» What is asked:
Only a number is expected: how many lines in the data below contain the word "المطرز".

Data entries
▬▬▬▬▬▬▬▬▬▬

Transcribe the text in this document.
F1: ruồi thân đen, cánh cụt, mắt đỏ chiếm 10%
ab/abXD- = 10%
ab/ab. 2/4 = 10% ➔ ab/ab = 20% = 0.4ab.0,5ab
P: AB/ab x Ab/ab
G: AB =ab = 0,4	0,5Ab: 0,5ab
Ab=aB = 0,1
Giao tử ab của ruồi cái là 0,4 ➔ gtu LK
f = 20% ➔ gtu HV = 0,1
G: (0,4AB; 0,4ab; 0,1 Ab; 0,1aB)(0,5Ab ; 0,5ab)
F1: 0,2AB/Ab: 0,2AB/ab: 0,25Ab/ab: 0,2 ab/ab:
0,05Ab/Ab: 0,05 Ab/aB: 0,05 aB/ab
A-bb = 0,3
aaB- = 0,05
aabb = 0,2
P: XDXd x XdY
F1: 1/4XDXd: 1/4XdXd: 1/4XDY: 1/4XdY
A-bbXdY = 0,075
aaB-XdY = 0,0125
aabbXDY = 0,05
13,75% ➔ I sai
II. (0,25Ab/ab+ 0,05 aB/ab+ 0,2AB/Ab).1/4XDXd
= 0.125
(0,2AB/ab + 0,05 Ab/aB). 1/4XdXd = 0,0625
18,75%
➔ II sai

▬▬▬▬▬▬▬▬▬▬

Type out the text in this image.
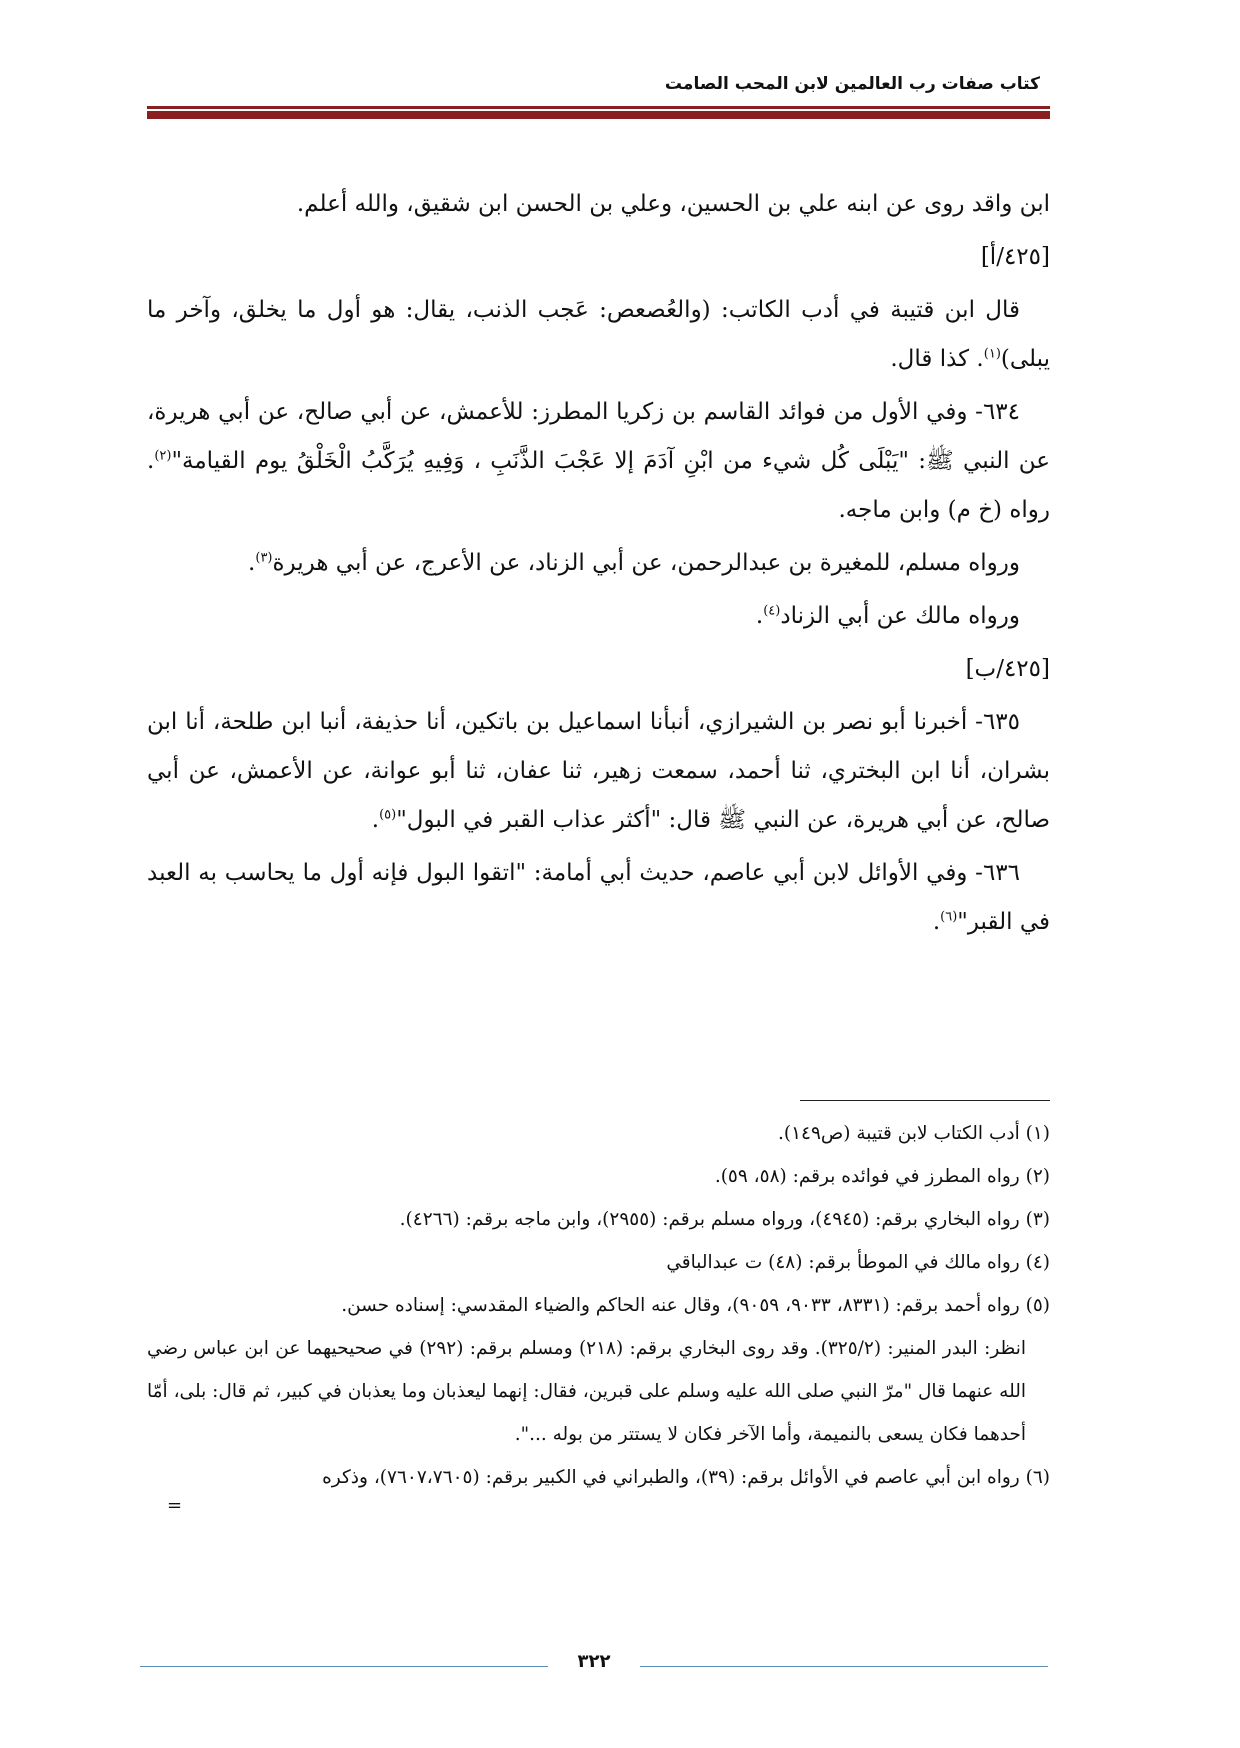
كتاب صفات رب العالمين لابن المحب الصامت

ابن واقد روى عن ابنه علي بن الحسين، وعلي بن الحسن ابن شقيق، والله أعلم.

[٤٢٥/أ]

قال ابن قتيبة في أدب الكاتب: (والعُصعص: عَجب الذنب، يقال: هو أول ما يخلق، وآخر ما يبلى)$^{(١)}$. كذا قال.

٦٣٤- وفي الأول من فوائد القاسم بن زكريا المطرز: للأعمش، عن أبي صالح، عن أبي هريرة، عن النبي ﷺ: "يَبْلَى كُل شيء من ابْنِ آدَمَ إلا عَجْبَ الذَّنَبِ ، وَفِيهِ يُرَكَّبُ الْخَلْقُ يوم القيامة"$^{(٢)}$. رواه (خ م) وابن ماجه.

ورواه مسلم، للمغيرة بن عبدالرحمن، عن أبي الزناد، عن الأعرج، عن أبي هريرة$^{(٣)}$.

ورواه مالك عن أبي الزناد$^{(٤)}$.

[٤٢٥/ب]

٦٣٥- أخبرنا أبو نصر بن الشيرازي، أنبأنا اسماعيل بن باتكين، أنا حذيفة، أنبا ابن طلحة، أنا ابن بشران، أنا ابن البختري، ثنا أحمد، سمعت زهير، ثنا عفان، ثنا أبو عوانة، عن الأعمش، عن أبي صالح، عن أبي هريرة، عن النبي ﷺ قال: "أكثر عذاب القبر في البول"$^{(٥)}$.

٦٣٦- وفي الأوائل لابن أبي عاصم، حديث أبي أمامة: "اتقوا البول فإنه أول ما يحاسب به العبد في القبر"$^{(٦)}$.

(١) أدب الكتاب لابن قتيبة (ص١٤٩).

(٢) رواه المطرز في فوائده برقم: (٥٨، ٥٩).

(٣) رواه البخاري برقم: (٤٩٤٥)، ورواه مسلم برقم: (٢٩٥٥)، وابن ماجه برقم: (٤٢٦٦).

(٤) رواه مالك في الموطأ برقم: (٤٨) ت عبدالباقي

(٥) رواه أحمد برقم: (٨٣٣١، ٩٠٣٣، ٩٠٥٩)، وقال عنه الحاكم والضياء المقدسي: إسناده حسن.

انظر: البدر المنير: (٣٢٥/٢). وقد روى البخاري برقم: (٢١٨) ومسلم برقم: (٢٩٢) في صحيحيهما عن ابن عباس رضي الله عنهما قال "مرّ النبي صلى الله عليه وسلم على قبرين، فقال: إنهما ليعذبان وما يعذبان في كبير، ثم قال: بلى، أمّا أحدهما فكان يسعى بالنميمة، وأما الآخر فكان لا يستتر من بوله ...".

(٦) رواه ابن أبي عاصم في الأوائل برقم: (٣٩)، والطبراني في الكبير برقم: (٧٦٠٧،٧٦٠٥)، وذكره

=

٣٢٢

▬▬▬▬▬▬▬▬▬▬

» Output:
2